### Aim of the exercise
Give the number of lines in the data that contain "Chuva", and nothing more.

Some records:
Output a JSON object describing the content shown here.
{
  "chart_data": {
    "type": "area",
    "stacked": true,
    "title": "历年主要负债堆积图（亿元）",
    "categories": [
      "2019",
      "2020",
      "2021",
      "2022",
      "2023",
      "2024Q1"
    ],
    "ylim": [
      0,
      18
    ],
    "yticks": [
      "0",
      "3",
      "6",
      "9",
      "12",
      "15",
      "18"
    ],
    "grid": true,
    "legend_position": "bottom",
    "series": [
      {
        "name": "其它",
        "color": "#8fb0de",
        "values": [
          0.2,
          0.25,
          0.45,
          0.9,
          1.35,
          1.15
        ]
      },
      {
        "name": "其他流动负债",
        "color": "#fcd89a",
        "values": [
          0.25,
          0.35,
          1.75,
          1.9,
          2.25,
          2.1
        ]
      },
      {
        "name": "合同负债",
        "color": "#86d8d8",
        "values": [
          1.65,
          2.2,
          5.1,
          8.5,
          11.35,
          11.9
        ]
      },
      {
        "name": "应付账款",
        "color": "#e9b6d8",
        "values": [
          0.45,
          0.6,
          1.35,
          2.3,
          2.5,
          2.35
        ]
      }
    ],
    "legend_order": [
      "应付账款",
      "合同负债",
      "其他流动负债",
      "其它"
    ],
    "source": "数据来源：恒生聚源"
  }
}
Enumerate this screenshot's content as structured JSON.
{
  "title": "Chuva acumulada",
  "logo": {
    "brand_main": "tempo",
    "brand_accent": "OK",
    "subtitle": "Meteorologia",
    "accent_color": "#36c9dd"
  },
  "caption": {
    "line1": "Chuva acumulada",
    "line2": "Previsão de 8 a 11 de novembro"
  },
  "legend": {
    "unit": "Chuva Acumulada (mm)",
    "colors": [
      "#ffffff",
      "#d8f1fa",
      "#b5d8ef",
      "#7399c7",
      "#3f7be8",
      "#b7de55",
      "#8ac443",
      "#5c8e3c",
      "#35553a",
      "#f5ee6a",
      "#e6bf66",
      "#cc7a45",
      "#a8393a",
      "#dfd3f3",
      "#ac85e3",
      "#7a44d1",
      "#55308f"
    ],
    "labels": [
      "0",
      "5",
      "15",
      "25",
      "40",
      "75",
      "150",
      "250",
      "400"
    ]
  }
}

### Solution for this problem
3